* **What you need to do**
Output only the lines from the one holding "Extract the chart's" to the end of the data below, please, copied exactly.

## begin Supplied information

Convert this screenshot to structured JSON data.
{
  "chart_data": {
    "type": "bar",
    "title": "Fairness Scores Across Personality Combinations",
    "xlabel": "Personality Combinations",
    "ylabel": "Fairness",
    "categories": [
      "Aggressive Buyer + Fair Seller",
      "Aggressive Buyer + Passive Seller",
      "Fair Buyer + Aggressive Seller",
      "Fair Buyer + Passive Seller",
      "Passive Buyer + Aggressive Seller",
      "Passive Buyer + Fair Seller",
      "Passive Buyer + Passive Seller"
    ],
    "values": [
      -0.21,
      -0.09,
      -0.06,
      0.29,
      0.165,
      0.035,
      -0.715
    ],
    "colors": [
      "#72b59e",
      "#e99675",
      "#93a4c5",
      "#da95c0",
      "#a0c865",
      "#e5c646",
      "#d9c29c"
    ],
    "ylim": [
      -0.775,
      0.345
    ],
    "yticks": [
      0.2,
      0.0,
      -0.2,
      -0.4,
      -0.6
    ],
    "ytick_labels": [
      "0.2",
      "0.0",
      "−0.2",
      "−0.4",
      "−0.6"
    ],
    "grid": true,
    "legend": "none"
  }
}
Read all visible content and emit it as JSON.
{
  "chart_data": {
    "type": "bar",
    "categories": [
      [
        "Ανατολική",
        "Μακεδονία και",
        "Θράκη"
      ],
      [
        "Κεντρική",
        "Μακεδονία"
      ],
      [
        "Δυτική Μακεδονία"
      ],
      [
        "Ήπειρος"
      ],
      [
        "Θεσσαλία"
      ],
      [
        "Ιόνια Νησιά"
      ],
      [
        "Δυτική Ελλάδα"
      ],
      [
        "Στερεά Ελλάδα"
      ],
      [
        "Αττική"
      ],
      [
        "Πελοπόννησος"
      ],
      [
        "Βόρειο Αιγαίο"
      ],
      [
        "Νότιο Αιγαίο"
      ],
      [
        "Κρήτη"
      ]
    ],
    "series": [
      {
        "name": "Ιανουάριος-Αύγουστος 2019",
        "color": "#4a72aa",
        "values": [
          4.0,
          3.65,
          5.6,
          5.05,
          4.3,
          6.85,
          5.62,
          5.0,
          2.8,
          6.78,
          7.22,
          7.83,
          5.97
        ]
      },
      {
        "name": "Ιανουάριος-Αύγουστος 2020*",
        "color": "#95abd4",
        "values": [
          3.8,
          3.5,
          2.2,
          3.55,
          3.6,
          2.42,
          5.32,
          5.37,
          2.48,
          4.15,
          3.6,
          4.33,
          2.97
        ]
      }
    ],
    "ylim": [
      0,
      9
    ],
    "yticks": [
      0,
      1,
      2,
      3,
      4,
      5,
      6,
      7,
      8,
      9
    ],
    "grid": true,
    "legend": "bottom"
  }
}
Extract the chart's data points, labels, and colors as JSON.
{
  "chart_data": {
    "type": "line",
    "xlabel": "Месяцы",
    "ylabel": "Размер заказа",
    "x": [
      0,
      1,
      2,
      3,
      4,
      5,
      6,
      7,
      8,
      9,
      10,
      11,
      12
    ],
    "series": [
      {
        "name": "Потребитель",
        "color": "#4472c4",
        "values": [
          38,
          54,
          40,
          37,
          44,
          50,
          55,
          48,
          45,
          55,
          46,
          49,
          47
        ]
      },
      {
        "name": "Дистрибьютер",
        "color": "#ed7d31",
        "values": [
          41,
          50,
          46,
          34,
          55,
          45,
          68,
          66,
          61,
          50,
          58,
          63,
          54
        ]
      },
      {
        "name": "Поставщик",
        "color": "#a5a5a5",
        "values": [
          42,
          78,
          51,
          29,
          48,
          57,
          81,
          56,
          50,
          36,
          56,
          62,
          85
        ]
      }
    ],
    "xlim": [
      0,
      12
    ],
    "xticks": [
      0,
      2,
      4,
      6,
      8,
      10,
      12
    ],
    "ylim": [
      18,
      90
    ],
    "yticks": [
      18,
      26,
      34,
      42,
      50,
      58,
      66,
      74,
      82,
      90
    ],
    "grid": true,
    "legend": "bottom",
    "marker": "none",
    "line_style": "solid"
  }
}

## end Supplied information

* **Exercise answer**
Extract the chart's data points, labels, and colors as JSON.
{
  "chart_data": {
    "type": "line",
    "xlabel": "Месяцы",
    "ylabel": "Размер заказа",
    "x": [
      0,
      1,
      2,
      3,
      4,
      5,
      6,
      7,
      8,
      9,
      10,
      11,
      12
    ],
    "series": [
      {
        "name": "Потребитель",
        "color": "#4472c4",
        "values": [
          38,
          54,
          40,
          37,
          44,
          50,
          55,
          48,
          45,
          55,
          46,
          49,
          47
        ]
      },
      {
        "name": "Дистрибьютер",
        "color": "#ed7d31",
        "values": [
          41,
          50,
          46,
          34,
          55,
          45,
          68,
          66,
          61,
          50,
          58,
          63,
          54
        ]
      },
      {
        "name": "Поставщик",
        "color": "#a5a5a5",
        "values": [
          42,
          78,
          51,
          29,
          48,
          57,
          81,
          56,
          50,
          36,
          56,
          62,
          85
        ]
      }
    ],
    "xlim": [
      0,
      12
    ],
    "xticks": [
      0,
      2,
      4,
      6,
      8,
      10,
      12
    ],
    "ylim": [
      18,
      90
    ],
    "yticks": [
      18,
      26,
      34,
      42,
      50,
      58,
      66,
      74,
      82,
      90
    ],
    "grid": true,
    "legend": "bottom",
    "marker": "none",
    "line_style": "solid"
  }
}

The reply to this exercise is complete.